*Aim of the task*
Reproduce the listing word for word, leaving every picture behind.

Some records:
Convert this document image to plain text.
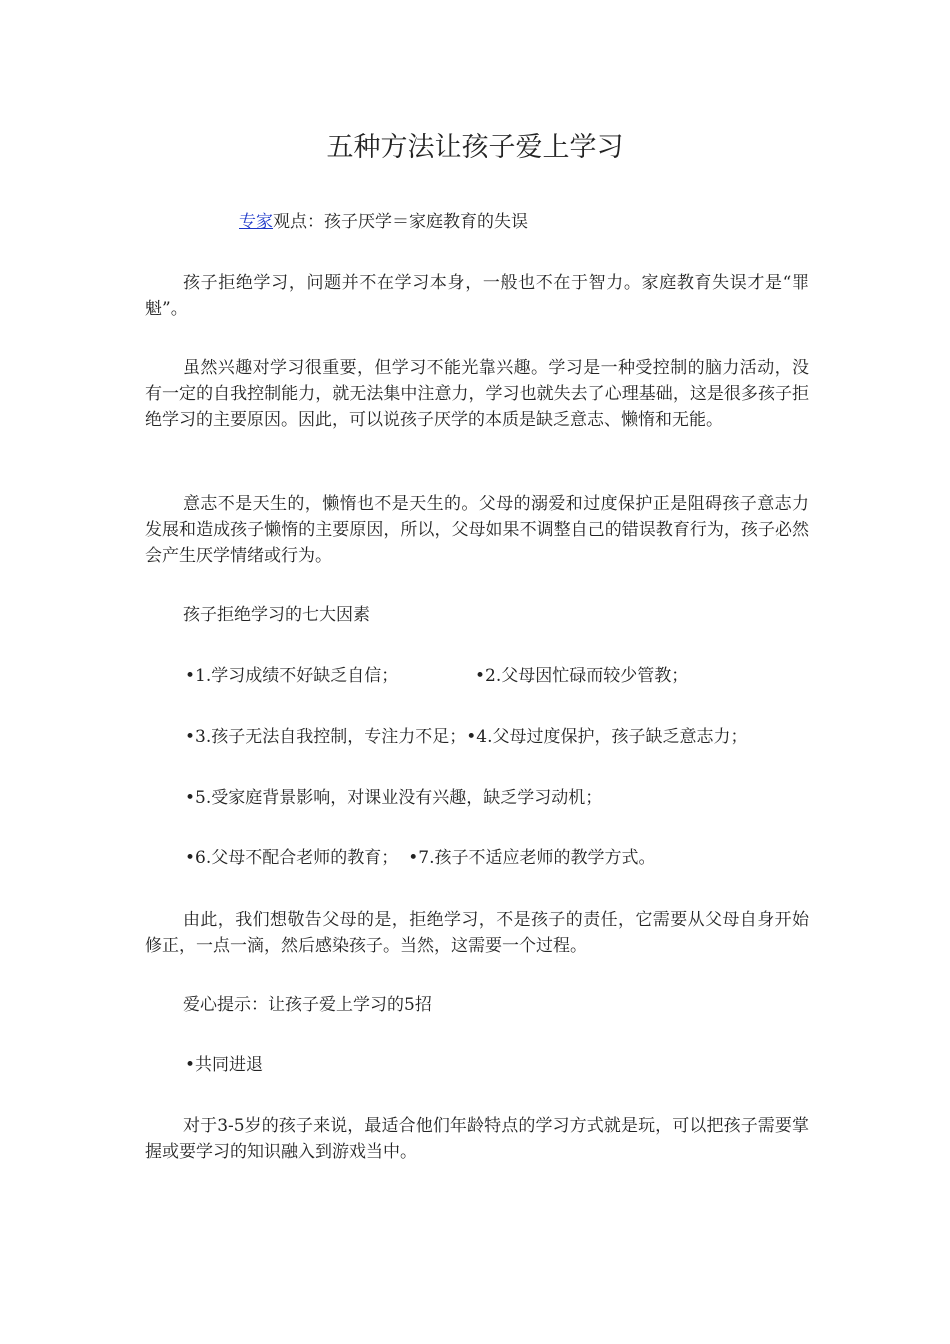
五种方法让孩子爱上学习

专家观点：孩子厌学＝家庭教育的失误

孩子拒绝学习，问题并不在学习本身，一般也不在于智力。家庭教育失误才是“罪魁”。

虽然兴趣对学习很重要，但学习不能光靠兴趣。学习是一种受控制的脑力活动，没有一定的自我控制能力，就无法集中注意力，学习也就失去了心理基础，这是很多孩子拒绝学习的主要原因。因此，可以说孩子厌学的本质是缺乏意志、懒惰和无能。

意志不是天生的，懒惰也不是天生的。父母的溺爱和过度保护正是阻碍孩子意志力发展和造成孩子懒惰的主要原因，所以，父母如果不调整自己的错误教育行为，孩子必然会产生厌学情绪或行为。

孩子拒绝学习的七大因素

•1.学习成绩不好缺乏自信；	•2.父母因忙碌而较少管教；

•3.孩子无法自我控制，专注力不足；•4.父母过度保护，孩子缺乏意志力；

•5.受家庭背景影响，对课业没有兴趣，缺乏学习动机；

•6.父母不配合老师的教育； •7.孩子不适应老师的教学方式。

由此，我们想敬告父母的是，拒绝学习，不是孩子的责任，它需要从父母自身开始修正，一点一滴，然后感染孩子。当然，这需要一个过程。

爱心提示：让孩子爱上学习的5招

•共同进退

对于3-5岁的孩子来说，最适合他们年龄特点的学习方式就是玩，可以把孩子需要掌握或要学习的知识融入到游戏当中。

*Right answer*
Convert this document image to plain text.
五种方法让孩子爱上学习

专家观点：孩子厌学＝家庭教育的失误

孩子拒绝学习，问题并不在学习本身，一般也不在于智力。家庭教育失误才是“罪魁”。

虽然兴趣对学习很重要，但学习不能光靠兴趣。学习是一种受控制的脑力活动，没有一定的自我控制能力，就无法集中注意力，学习也就失去了心理基础，这是很多孩子拒绝学习的主要原因。因此，可以说孩子厌学的本质是缺乏意志、懒惰和无能。

意志不是天生的，懒惰也不是天生的。父母的溺爱和过度保护正是阻碍孩子意志力发展和造成孩子懒惰的主要原因，所以，父母如果不调整自己的错误教育行为，孩子必然会产生厌学情绪或行为。

孩子拒绝学习的七大因素

•1.学习成绩不好缺乏自信；	•2.父母因忙碌而较少管教；

•3.孩子无法自我控制，专注力不足；•4.父母过度保护，孩子缺乏意志力；

•5.受家庭背景影响，对课业没有兴趣，缺乏学习动机；

•6.父母不配合老师的教育； •7.孩子不适应老师的教学方式。

由此，我们想敬告父母的是，拒绝学习，不是孩子的责任，它需要从父母自身开始修正，一点一滴，然后感染孩子。当然，这需要一个过程。

爱心提示：让孩子爱上学习的5招

•共同进退

对于3-5岁的孩子来说，最适合他们年龄特点的学习方式就是玩，可以把孩子需要掌握或要学习的知识融入到游戏当中。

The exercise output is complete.